Short exercise: Render each line of the listing below as one string in a JSON list, omitting blank lines.

Data for processing:

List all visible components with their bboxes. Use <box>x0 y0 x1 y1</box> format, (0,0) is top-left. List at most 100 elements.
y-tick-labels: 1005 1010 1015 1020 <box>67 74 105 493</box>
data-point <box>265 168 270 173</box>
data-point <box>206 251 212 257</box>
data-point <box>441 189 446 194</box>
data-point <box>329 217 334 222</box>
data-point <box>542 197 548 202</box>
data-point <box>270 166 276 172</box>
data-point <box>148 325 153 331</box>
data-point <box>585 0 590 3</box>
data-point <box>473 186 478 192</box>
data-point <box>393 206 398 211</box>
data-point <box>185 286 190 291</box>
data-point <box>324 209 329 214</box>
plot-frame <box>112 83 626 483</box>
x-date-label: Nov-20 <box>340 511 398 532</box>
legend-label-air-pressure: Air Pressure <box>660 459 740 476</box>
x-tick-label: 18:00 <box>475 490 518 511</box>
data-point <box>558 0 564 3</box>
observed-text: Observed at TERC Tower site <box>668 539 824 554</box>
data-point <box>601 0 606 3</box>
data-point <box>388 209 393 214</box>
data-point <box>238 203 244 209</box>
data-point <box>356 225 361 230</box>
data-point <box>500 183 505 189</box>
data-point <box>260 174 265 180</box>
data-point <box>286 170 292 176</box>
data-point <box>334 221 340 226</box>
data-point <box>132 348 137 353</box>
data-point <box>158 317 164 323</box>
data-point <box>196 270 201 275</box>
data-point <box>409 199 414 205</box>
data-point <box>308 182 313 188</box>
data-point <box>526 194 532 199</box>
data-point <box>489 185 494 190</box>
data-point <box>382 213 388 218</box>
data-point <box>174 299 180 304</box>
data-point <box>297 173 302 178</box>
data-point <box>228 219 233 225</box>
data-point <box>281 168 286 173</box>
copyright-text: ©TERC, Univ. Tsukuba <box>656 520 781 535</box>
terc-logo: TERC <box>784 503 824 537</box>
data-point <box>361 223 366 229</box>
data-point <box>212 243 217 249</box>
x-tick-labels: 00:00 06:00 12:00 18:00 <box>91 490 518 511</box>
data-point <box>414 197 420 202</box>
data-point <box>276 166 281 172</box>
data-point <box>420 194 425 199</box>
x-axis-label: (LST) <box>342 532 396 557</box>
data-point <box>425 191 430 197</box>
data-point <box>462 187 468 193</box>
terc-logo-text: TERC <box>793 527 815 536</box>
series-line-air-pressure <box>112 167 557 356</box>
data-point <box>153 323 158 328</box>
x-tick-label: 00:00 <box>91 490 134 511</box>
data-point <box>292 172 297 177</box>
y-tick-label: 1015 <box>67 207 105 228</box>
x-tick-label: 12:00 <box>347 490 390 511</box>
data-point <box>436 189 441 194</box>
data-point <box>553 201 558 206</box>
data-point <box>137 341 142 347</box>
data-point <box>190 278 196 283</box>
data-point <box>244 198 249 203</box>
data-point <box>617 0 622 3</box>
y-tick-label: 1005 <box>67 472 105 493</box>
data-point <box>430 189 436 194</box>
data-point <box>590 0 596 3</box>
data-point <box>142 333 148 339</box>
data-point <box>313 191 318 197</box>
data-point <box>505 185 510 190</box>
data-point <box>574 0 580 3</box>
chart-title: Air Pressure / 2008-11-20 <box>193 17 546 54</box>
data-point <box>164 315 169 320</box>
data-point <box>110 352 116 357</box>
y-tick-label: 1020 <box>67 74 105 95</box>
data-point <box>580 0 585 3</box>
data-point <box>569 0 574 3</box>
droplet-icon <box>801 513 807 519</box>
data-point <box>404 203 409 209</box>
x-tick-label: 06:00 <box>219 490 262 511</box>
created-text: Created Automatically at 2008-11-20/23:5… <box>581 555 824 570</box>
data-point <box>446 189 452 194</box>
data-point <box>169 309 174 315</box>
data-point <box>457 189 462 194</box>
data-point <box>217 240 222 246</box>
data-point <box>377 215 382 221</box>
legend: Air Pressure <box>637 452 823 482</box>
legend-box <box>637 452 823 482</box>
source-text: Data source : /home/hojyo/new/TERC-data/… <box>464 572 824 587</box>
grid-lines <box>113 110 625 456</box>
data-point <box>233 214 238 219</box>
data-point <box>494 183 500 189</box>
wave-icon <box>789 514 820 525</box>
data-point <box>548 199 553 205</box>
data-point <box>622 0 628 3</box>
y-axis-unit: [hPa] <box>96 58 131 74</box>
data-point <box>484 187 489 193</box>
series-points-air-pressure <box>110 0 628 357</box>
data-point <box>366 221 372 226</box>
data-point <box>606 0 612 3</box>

Solution below:
[
  "List all visible components with their bboxes. Use <box>x0 y0 x1 y1</box> format, (0,0) is top-left. List at most 100 elements.",
  "y-tick-labels: 1005 1010 1015 1020 <box>67 74 105 493</box>",
  "data-point <box>265 168 270 173</box>",
  "data-point <box>206 251 212 257</box>",
  "data-point <box>441 189 446 194</box>",
  "data-point <box>329 217 334 222</box>",
  "data-point <box>542 197 548 202</box>",
  "data-point <box>270 166 276 172</box>",
  "data-point <box>148 325 153 331</box>",
  "data-point <box>585 0 590 3</box>",
  "data-point <box>473 186 478 192</box>",
  "data-point <box>393 206 398 211</box>",
  "data-point <box>185 286 190 291</box>",
  "data-point <box>324 209 329 214</box>",
  "plot-frame <box>112 83 626 483</box>",
  "x-date-label: Nov-20 <box>340 511 398 532</box>",
  "legend-label-air-pressure: Air Pressure <box>660 459 740 476</box>",
  "x-tick-label: 18:00 <box>475 490 518 511</box>",
  "data-point <box>558 0 564 3</box>",
  "observed-text: Observed at TERC Tower site <box>668 539 824 554</box>",
  "data-point <box>601 0 606 3</box>",
  "data-point <box>388 209 393 214</box>",
  "data-point <box>238 203 244 209</box>",
  "data-point <box>356 225 361 230</box>",
  "data-point <box>500 183 505 189</box>",
  "data-point <box>260 174 265 180</box>",
  "data-point <box>286 170 292 176</box>",
  "data-point <box>334 221 340 226</box>",
  "data-point <box>132 348 137 353</box>",
  "data-point <box>158 317 164 323</box>",
  "data-point <box>196 270 201 275</box>",
  "data-point <box>409 199 414 205</box>",
  "data-point <box>308 182 313 188</box>",
  "data-point <box>526 194 532 199</box>",
  "data-point <box>489 185 494 190</box>",
  "data-point <box>382 213 388 218</box>",
  "data-point <box>174 299 180 304</box>",
  "data-point <box>297 173 302 178</box>",
  "data-point <box>228 219 233 225</box>",
  "data-point <box>281 168 286 173</box>",
  "copyright-text: ©TERC, Univ. Tsukuba <box>656 520 781 535</box>",
  "terc-logo: TERC <box>784 503 824 537</box>",
  "data-point <box>361 223 366 229</box>",
  "data-point <box>212 243 217 249</box>",
  "x-tick-labels: 00:00 06:00 12:00 18:00 <box>91 490 518 511</box>",
  "data-point <box>414 197 420 202</box>",
  "data-point <box>276 166 281 172</box>",
  "data-point <box>420 194 425 199</box>",
  "x-axis-label: (LST) <box>342 532 396 557</box>",
  "data-point <box>425 191 430 197</box>",
  "data-point <box>462 187 468 193</box>",
  "terc-logo-text: TERC <box>793 527 815 536</box>",
  "series-line-air-pressure <box>112 167 557 356</box>",
  "data-point <box>153 323 158 328</box>",
  "x-tick-label: 00:00 <box>91 490 134 511</box>",
  "data-point <box>292 172 297 177</box>",
  "y-tick-label: 1015 <box>67 207 105 228</box>",
  "x-tick-label: 12:00 <box>347 490 390 511</box>",
  "data-point <box>436 189 441 194</box>",
  "data-point <box>553 201 558 206</box>",
  "data-point <box>137 341 142 347</box>",
  "data-point <box>190 278 196 283</box>",
  "data-point <box>244 198 249 203</box>",
  "data-point <box>617 0 622 3</box>",
  "y-tick-label: 1005 <box>67 472 105 493</box>",
  "data-point <box>430 189 436 194</box>",
  "data-point <box>590 0 596 3</box>",
  "data-point <box>142 333 148 339</box>",
  "data-point <box>313 191 318 197</box>",
  "data-point <box>505 185 510 190</box>",
  "data-point <box>574 0 580 3</box>",
  "chart-title: Air Pressure / 2008-11-20 <box>193 17 546 54</box>",
  "data-point <box>164 315 169 320</box>",
  "data-point <box>110 352 116 357</box>",
  "y-tick-label: 1020 <box>67 74 105 95</box>",
  "data-point <box>580 0 585 3</box>",
  "data-point <box>569 0 574 3</box>",
  "droplet-icon <box>801 513 807 519</box>",
  "data-point <box>404 203 409 209</box>",
  "x-tick-label: 06:00 <box>219 490 262 511</box>",
  "created-text: Created Automatically at 2008-11-20/23:5… <box>581 555 824 570</box>",
  "data-point <box>446 189 452 194</box>",
  "data-point <box>169 309 174 315</box>",
  "data-point <box>457 189 462 194</box>",
  "data-point <box>217 240 222 246</box>",
  "data-point <box>377 215 382 221</box>",
  "legend: Air Pressure <box>637 452 823 482</box>",
  "legend-box <box>637 452 823 482</box>",
  "source-text: Data source : /home/hojyo/new/TERC-data/… <box>464 572 824 587</box>",
  "grid-lines <box>113 110 625 456</box>",
  "data-point <box>233 214 238 219</box>",
  "data-point <box>494 183 500 189</box>",
  "wave-icon <box>789 514 820 525</box>",
  "data-point <box>548 199 553 205</box>",
  "data-point <box>622 0 628 3</box>",
  "y-axis-unit: [hPa] <box>96 58 131 74</box>",
  "data-point <box>484 187 489 193</box>",
  "series-points-air-pressure <box>110 0 628 357</box>",
  "data-point <box>366 221 372 226</box>",
  "data-point <box>606 0 612 3</box>"
]